--- What you will do ---
Word for word, give the material below again, minus any images.

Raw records
+-------+

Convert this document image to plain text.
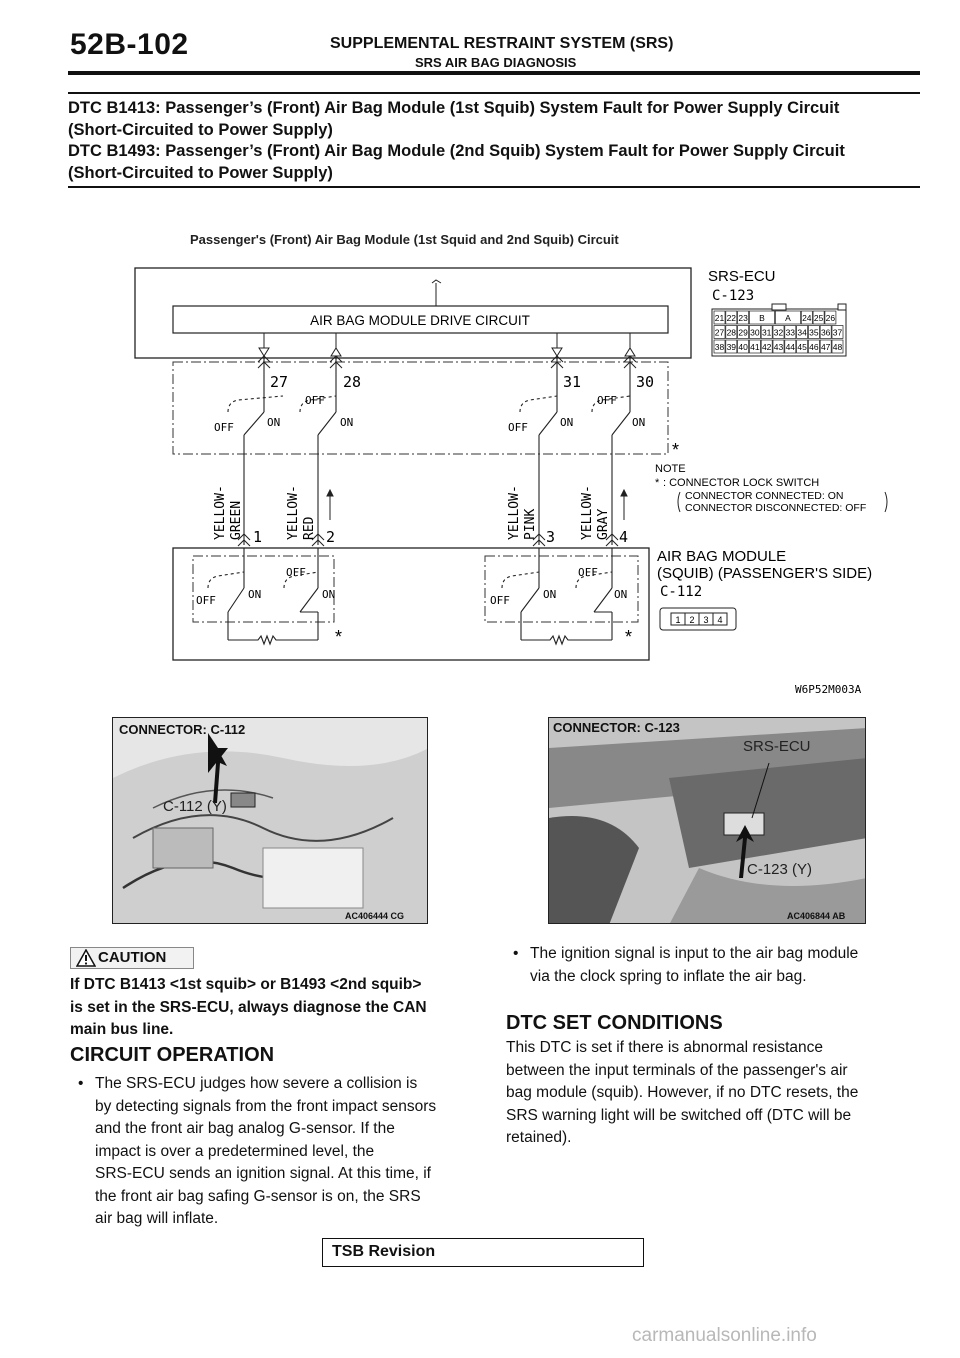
52B-102	SUPPLEMENTAL RESTRAINT SYSTEM (SRS)
SRS AIR BAG DIAGNOSIS
DTC B1413: Passenger’s (Front) Air Bag Module (1st Squib) System Fault for Power Supply Circuit
(Short-Circuited to Power Supply)
DTC B1493: Passenger’s (Front) Air Bag Module (2nd Squib) System Fault for Power Supply Circuit
(Short-Circuited to Power Supply)
Passenger's (Front) Air Bag Module (1st Squid and 2nd Squib) Circuit
AIR BAG MODULE DRIVE CIRCUIT
27	28	31	30
OFF	ON
OFF
ON	OFF	ON
OFF
ON
*
YELLOW- GREEN	YELLOW- RED	YELLOW- PINK	YELLOW- GRAY
1	2	3	4
OFF	ON
OFF
ON	OFF	ON
OFF
ON
*	*
SRS-ECU
C-123
21 22 23 B A 24 25 26
27 28 29 30 31 32 33 34 35 36 37
38 39 40 41 42 43 44 45 46 47 48
NOTE
* : CONNECTOR LOCK SWITCH
CONNECTOR CONNECTED: ON
CONNECTOR DISCONNECTED: OFF
AIR BAG MODULE
(SQUIB) (PASSENGER'S SIDE)
C-112
1 2 3 4
W6P52M003A
CONNECTOR: C-112
C-112 (Y)
AC406444 CG
CONNECTOR: C-123
SRS-ECU
C-123 (Y)
AC406844 AB
CAUTION
If DTC B1413 <1st squib> or B1493 <2nd squib>
is set in the SRS-ECU, always diagnose the CAN
main bus line.
CIRCUIT OPERATION
• The SRS-ECU judges how severe a collision is
by detecting signals from the front impact sensors
and the front air bag analog G-sensor. If the
impact is over a predetermined level, the
SRS-ECU sends an ignition signal. At this time, if
the front air bag safing G-sensor is on, the SRS
air bag will inflate.
• The ignition signal is input to the air bag module
via the clock spring to inflate the air bag.
DTC SET CONDITIONS
This DTC is set if there is abnormal resistance
between the input terminals of the passenger's air
bag module (squib). However, if no DTC resets, the
SRS warning light will be switched off (DTC will be
retained).
TSB Revision
carmanualsonline.info
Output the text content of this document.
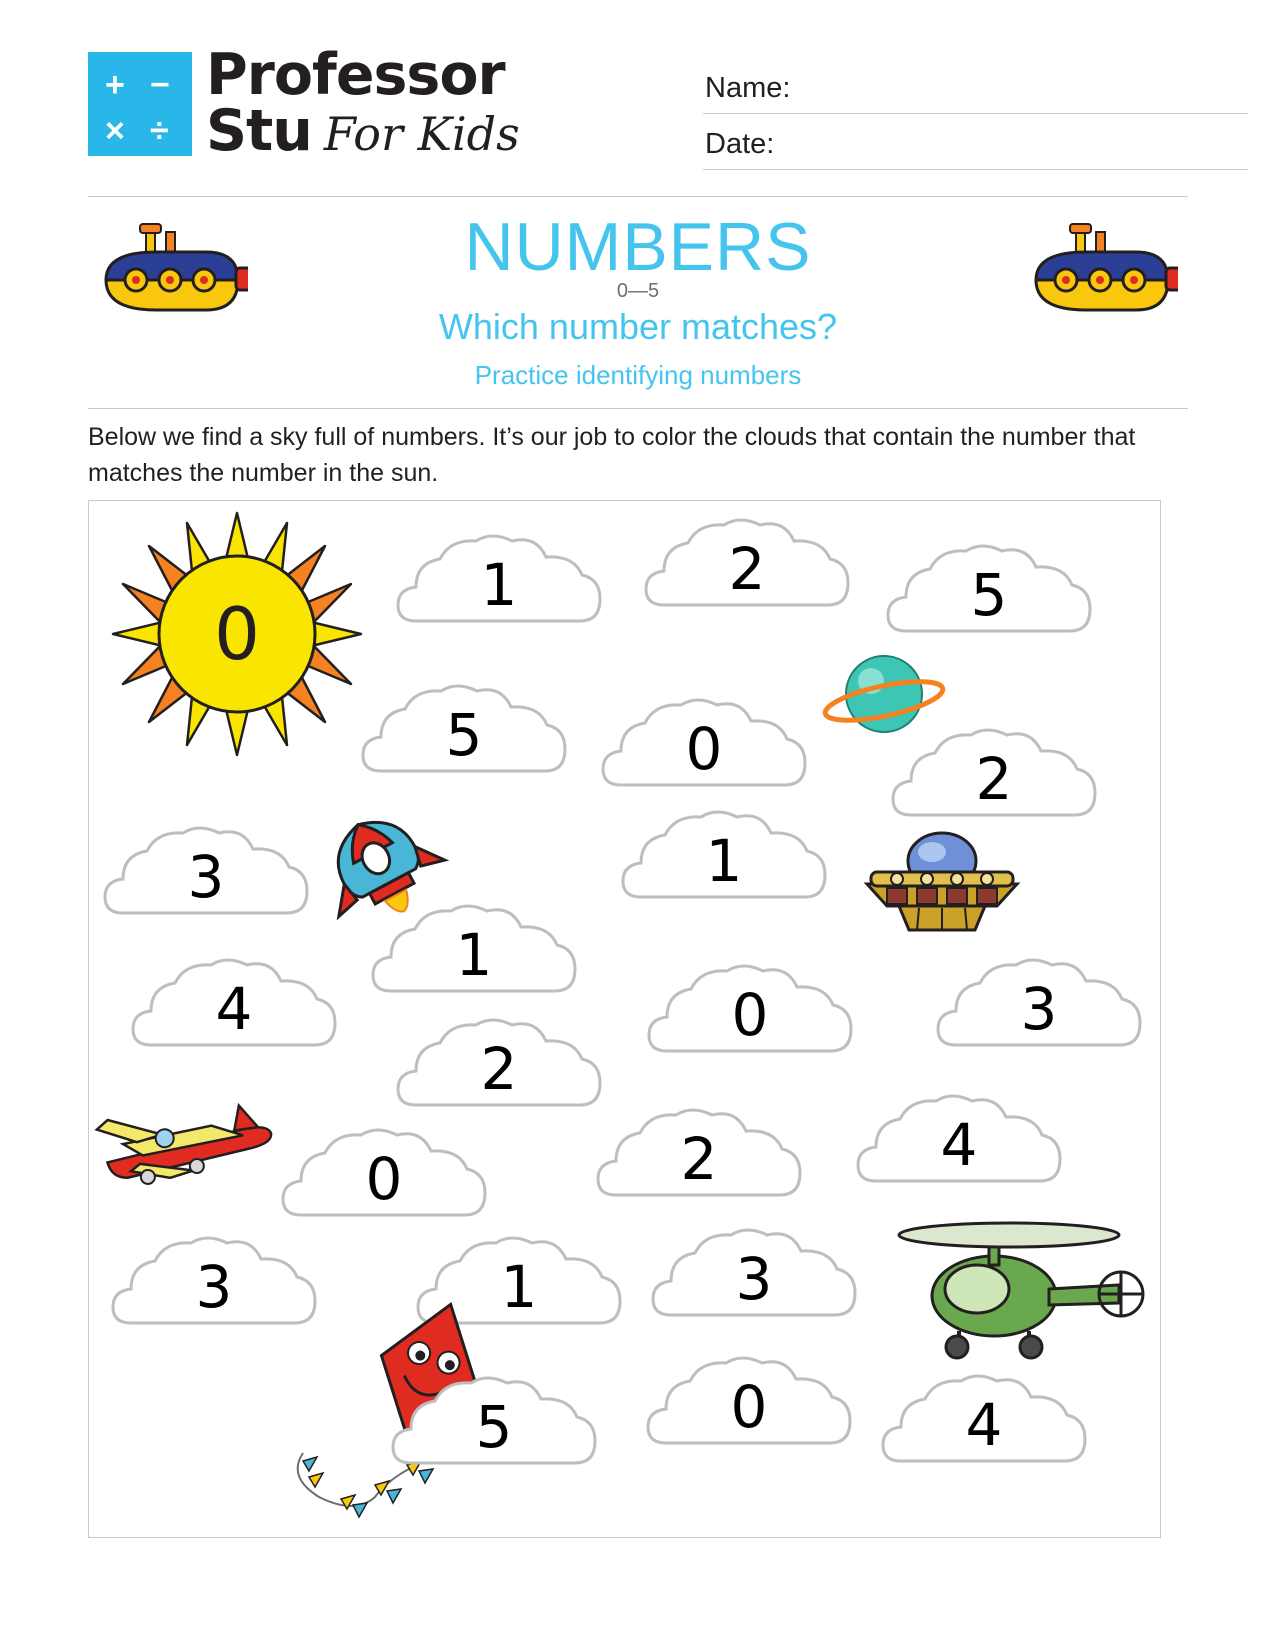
+ −
× ÷
Professor
Stu For Kids
Name:
Date:
NUMBERS
0—5
Which number matches?
Practice identifying numbers
Below we find a sky full of numbers. It’s our job to color the clouds that contain the number that matches the number in the sun.
0
1	2	5
5	0	2
3	1
1
4	0	3
2
0	2	4
3	1	3
5	0	4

+-------+

--- Worked solution ---
Convert this document image to plain text.
52B-102	SUPPLEMENTAL RESTRAINT SYSTEM (SRS)
SRS AIR BAG DIAGNOSIS
DTC B1413: Passenger’s (Front) Air Bag Module (1st Squib) System Fault for Power Supply Circuit
(Short-Circuited to Power Supply)
DTC B1493: Passenger’s (Front) Air Bag Module (2nd Squib) System Fault for Power Supply Circuit
(Short-Circuited to Power Supply)
Passenger's (Front) Air Bag Module (1st Squid and 2nd Squib) Circuit
AIR BAG MODULE DRIVE CIRCUIT
27	28	31	30
OFF	ON
OFF
ON	OFF	ON
OFF
ON
*
YELLOW- GREEN	YELLOW- RED	YELLOW- PINK	YELLOW- GRAY
1	2	3	4
OFF	ON
OFF
ON	OFF	ON
OFF
ON
*	*
SRS-ECU
C-123
21 22 23 B A 24 25 26
27 28 29 30 31 32 33 34 35 36 37
38 39 40 41 42 43 44 45 46 47 48
NOTE
* : CONNECTOR LOCK SWITCH
CONNECTOR CONNECTED: ON
CONNECTOR DISCONNECTED: OFF
AIR BAG MODULE
(SQUIB) (PASSENGER'S SIDE)
C-112
1 2 3 4
W6P52M003A
CONNECTOR: C-112
C-112 (Y)
AC406444 CG
CONNECTOR: C-123
SRS-ECU
C-123 (Y)
AC406844 AB
CAUTION
If DTC B1413 <1st squib> or B1493 <2nd squib>
is set in the SRS-ECU, always diagnose the CAN
main bus line.
CIRCUIT OPERATION
• The SRS-ECU judges how severe a collision is
by detecting signals from the front impact sensors
and the front air bag analog G-sensor. If the
impact is over a predetermined level, the
SRS-ECU sends an ignition signal. At this time, if
the front air bag safing G-sensor is on, the SRS
air bag will inflate.
• The ignition signal is input to the air bag module
via the clock spring to inflate the air bag.
DTC SET CONDITIONS
This DTC is set if there is abnormal resistance
between the input terminals of the passenger's air
bag module (squib). However, if no DTC resets, the
SRS warning light will be switched off (DTC will be
retained).
TSB Revision
carmanualsonline.info
Output the text content of this document.
+ −
× ÷
Professor
Stu For Kids
Name:
Date:
NUMBERS
0—5
Which number matches?
Practice identifying numbers
Below we find a sky full of numbers. It’s our job to color the clouds that contain the number that matches the number in the sun.
0
1	2	5
5	0	2
3	1
1
4	0	3
2
0	2	4
3	1	3
5	0	4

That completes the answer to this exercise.